### PROBLEM DESCRIPTION
Copy out every record precisely.

### DATA RECORDS
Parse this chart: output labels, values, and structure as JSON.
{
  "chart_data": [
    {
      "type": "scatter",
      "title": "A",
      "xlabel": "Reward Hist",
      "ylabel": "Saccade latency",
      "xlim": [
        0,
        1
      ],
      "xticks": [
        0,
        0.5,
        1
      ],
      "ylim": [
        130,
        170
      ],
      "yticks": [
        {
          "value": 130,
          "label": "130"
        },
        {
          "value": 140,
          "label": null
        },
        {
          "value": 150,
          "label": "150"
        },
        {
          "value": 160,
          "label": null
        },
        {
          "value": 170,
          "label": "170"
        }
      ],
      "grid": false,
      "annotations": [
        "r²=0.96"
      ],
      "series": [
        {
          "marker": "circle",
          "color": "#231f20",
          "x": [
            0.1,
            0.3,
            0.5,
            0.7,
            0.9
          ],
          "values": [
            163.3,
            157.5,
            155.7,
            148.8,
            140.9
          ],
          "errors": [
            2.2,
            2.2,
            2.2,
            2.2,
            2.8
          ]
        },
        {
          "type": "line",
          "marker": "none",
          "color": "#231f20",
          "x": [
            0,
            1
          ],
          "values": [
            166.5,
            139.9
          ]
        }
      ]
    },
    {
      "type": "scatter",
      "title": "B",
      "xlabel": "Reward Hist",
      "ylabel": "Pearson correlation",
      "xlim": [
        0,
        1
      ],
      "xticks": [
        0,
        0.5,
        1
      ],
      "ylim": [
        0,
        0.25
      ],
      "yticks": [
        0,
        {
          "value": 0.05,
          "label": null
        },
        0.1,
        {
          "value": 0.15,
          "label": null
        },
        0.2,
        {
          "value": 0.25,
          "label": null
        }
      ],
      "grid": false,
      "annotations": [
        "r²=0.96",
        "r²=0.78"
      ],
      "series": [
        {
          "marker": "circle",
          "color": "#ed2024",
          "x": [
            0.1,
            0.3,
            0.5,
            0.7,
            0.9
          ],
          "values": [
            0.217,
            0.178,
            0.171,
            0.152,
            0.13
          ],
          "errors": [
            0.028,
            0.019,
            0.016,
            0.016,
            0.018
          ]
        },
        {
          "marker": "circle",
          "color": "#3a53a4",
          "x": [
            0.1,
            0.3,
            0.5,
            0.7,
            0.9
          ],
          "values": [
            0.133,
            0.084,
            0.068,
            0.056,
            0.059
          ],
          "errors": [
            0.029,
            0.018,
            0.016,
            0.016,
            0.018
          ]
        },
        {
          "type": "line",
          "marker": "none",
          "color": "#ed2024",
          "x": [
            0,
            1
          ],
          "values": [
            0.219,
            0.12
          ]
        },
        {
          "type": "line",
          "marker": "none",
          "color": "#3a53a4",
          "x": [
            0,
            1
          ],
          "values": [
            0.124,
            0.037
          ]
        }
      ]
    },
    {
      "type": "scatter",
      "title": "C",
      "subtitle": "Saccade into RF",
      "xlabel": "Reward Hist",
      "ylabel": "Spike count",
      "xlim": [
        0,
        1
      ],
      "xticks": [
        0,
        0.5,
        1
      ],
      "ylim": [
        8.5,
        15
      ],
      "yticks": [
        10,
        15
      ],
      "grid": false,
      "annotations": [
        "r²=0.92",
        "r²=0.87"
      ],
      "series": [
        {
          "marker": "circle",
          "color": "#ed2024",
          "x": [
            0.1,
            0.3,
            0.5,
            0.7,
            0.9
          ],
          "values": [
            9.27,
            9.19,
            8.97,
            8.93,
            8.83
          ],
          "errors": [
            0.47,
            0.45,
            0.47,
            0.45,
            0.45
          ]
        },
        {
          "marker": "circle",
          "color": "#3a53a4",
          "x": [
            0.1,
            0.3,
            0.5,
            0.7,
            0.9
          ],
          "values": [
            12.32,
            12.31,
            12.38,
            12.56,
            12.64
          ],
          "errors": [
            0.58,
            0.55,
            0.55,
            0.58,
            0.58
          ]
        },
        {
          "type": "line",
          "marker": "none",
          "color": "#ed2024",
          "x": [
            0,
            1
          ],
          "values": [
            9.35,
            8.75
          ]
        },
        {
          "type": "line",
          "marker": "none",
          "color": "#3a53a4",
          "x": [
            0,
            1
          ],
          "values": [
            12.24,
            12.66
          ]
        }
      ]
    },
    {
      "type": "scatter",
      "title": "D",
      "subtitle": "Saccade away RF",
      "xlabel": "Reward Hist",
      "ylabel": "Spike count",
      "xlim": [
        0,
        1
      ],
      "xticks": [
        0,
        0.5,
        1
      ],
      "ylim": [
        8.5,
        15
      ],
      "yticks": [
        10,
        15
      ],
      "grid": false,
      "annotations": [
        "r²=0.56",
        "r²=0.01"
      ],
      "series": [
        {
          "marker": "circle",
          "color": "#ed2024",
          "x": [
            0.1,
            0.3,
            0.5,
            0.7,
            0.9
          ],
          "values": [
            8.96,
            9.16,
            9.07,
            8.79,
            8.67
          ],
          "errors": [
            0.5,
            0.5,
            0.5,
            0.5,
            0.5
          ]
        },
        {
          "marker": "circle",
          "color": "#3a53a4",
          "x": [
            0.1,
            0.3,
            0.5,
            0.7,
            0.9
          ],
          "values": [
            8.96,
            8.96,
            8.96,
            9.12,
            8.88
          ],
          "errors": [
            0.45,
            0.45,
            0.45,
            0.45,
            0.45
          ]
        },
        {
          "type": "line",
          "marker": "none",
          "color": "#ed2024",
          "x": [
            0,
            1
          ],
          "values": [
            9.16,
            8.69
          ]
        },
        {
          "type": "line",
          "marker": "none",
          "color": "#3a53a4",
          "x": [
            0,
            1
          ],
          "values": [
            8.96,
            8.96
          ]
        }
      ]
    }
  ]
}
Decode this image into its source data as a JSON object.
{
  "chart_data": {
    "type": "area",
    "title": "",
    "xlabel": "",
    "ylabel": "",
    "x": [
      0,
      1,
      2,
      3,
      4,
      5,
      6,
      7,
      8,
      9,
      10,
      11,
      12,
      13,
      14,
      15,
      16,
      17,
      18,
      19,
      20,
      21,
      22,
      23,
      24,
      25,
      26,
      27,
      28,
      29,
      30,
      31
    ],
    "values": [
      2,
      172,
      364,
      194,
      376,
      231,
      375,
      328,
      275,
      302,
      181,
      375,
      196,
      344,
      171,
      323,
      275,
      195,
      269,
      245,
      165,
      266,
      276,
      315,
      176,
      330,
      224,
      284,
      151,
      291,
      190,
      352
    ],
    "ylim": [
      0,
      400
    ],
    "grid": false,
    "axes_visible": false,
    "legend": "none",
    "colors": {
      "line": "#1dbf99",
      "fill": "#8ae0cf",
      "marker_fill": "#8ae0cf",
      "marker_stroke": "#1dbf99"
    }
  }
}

### REPLY TO THE TASK
Parse this chart: output labels, values, and structure as JSON.
{
  "chart_data": [
    {
      "type": "scatter",
      "title": "A",
      "xlabel": "Reward Hist",
      "ylabel": "Saccade latency",
      "xlim": [
        0,
        1
      ],
      "xticks": [
        0,
        0.5,
        1
      ],
      "ylim": [
        130,
        170
      ],
      "yticks": [
        {
          "value": 130,
          "label": "130"
        },
        {
          "value": 140,
          "label": null
        },
        {
          "value": 150,
          "label": "150"
        },
        {
          "value": 160,
          "label": null
        },
        {
          "value": 170,
          "label": "170"
        }
      ],
      "grid": false,
      "annotations": [
        "r²=0.96"
      ],
      "series": [
        {
          "marker": "circle",
          "color": "#231f20",
          "x": [
            0.1,
            0.3,
            0.5,
            0.7,
            0.9
          ],
          "values": [
            163.3,
            157.5,
            155.7,
            148.8,
            140.9
          ],
          "errors": [
            2.2,
            2.2,
            2.2,
            2.2,
            2.8
          ]
        },
        {
          "type": "line",
          "marker": "none",
          "color": "#231f20",
          "x": [
            0,
            1
          ],
          "values": [
            166.5,
            139.9
          ]
        }
      ]
    },
    {
      "type": "scatter",
      "title": "B",
      "xlabel": "Reward Hist",
      "ylabel": "Pearson correlation",
      "xlim": [
        0,
        1
      ],
      "xticks": [
        0,
        0.5,
        1
      ],
      "ylim": [
        0,
        0.25
      ],
      "yticks": [
        0,
        {
          "value": 0.05,
          "label": null
        },
        0.1,
        {
          "value": 0.15,
          "label": null
        },
        0.2,
        {
          "value": 0.25,
          "label": null
        }
      ],
      "grid": false,
      "annotations": [
        "r²=0.96",
        "r²=0.78"
      ],
      "series": [
        {
          "marker": "circle",
          "color": "#ed2024",
          "x": [
            0.1,
            0.3,
            0.5,
            0.7,
            0.9
          ],
          "values": [
            0.217,
            0.178,
            0.171,
            0.152,
            0.13
          ],
          "errors": [
            0.028,
            0.019,
            0.016,
            0.016,
            0.018
          ]
        },
        {
          "marker": "circle",
          "color": "#3a53a4",
          "x": [
            0.1,
            0.3,
            0.5,
            0.7,
            0.9
          ],
          "values": [
            0.133,
            0.084,
            0.068,
            0.056,
            0.059
          ],
          "errors": [
            0.029,
            0.018,
            0.016,
            0.016,
            0.018
          ]
        },
        {
          "type": "line",
          "marker": "none",
          "color": "#ed2024",
          "x": [
            0,
            1
          ],
          "values": [
            0.219,
            0.12
          ]
        },
        {
          "type": "line",
          "marker": "none",
          "color": "#3a53a4",
          "x": [
            0,
            1
          ],
          "values": [
            0.124,
            0.037
          ]
        }
      ]
    },
    {
      "type": "scatter",
      "title": "C",
      "subtitle": "Saccade into RF",
      "xlabel": "Reward Hist",
      "ylabel": "Spike count",
      "xlim": [
        0,
        1
      ],
      "xticks": [
        0,
        0.5,
        1
      ],
      "ylim": [
        8.5,
        15
      ],
      "yticks": [
        10,
        15
      ],
      "grid": false,
      "annotations": [
        "r²=0.92",
        "r²=0.87"
      ],
      "series": [
        {
          "marker": "circle",
          "color": "#ed2024",
          "x": [
            0.1,
            0.3,
            0.5,
            0.7,
            0.9
          ],
          "values": [
            9.27,
            9.19,
            8.97,
            8.93,
            8.83
          ],
          "errors": [
            0.47,
            0.45,
            0.47,
            0.45,
            0.45
          ]
        },
        {
          "marker": "circle",
          "color": "#3a53a4",
          "x": [
            0.1,
            0.3,
            0.5,
            0.7,
            0.9
          ],
          "values": [
            12.32,
            12.31,
            12.38,
            12.56,
            12.64
          ],
          "errors": [
            0.58,
            0.55,
            0.55,
            0.58,
            0.58
          ]
        },
        {
          "type": "line",
          "marker": "none",
          "color": "#ed2024",
          "x": [
            0,
            1
          ],
          "values": [
            9.35,
            8.75
          ]
        },
        {
          "type": "line",
          "marker": "none",
          "color": "#3a53a4",
          "x": [
            0,
            1
          ],
          "values": [
            12.24,
            12.66
          ]
        }
      ]
    },
    {
      "type": "scatter",
      "title": "D",
      "subtitle": "Saccade away RF",
      "xlabel": "Reward Hist",
      "ylabel": "Spike count",
      "xlim": [
        0,
        1
      ],
      "xticks": [
        0,
        0.5,
        1
      ],
      "ylim": [
        8.5,
        15
      ],
      "yticks": [
        10,
        15
      ],
      "grid": false,
      "annotations": [
        "r²=0.56",
        "r²=0.01"
      ],
      "series": [
        {
          "marker": "circle",
          "color": "#ed2024",
          "x": [
            0.1,
            0.3,
            0.5,
            0.7,
            0.9
          ],
          "values": [
            8.96,
            9.16,
            9.07,
            8.79,
            8.67
          ],
          "errors": [
            0.5,
            0.5,
            0.5,
            0.5,
            0.5
          ]
        },
        {
          "marker": "circle",
          "color": "#3a53a4",
          "x": [
            0.1,
            0.3,
            0.5,
            0.7,
            0.9
          ],
          "values": [
            8.96,
            8.96,
            8.96,
            9.12,
            8.88
          ],
          "errors": [
            0.45,
            0.45,
            0.45,
            0.45,
            0.45
          ]
        },
        {
          "type": "line",
          "marker": "none",
          "color": "#ed2024",
          "x": [
            0,
            1
          ],
          "values": [
            9.16,
            8.69
          ]
        },
        {
          "type": "line",
          "marker": "none",
          "color": "#3a53a4",
          "x": [
            0,
            1
          ],
          "values": [
            8.96,
            8.96
          ]
        }
      ]
    }
  ]
}
Decode this image into its source data as a JSON object.
{
  "chart_data": {
    "type": "area",
    "title": "",
    "xlabel": "",
    "ylabel": "",
    "x": [
      0,
      1,
      2,
      3,
      4,
      5,
      6,
      7,
      8,
      9,
      10,
      11,
      12,
      13,
      14,
      15,
      16,
      17,
      18,
      19,
      20,
      21,
      22,
      23,
      24,
      25,
      26,
      27,
      28,
      29,
      30,
      31
    ],
    "values": [
      2,
      172,
      364,
      194,
      376,
      231,
      375,
      328,
      275,
      302,
      181,
      375,
      196,
      344,
      171,
      323,
      275,
      195,
      269,
      245,
      165,
      266,
      276,
      315,
      176,
      330,
      224,
      284,
      151,
      291,
      190,
      352
    ],
    "ylim": [
      0,
      400
    ],
    "grid": false,
    "axes_visible": false,
    "legend": "none",
    "colors": {
      "line": "#1dbf99",
      "fill": "#8ae0cf",
      "marker_fill": "#8ae0cf",
      "marker_stroke": "#1dbf99"
    }
  }
}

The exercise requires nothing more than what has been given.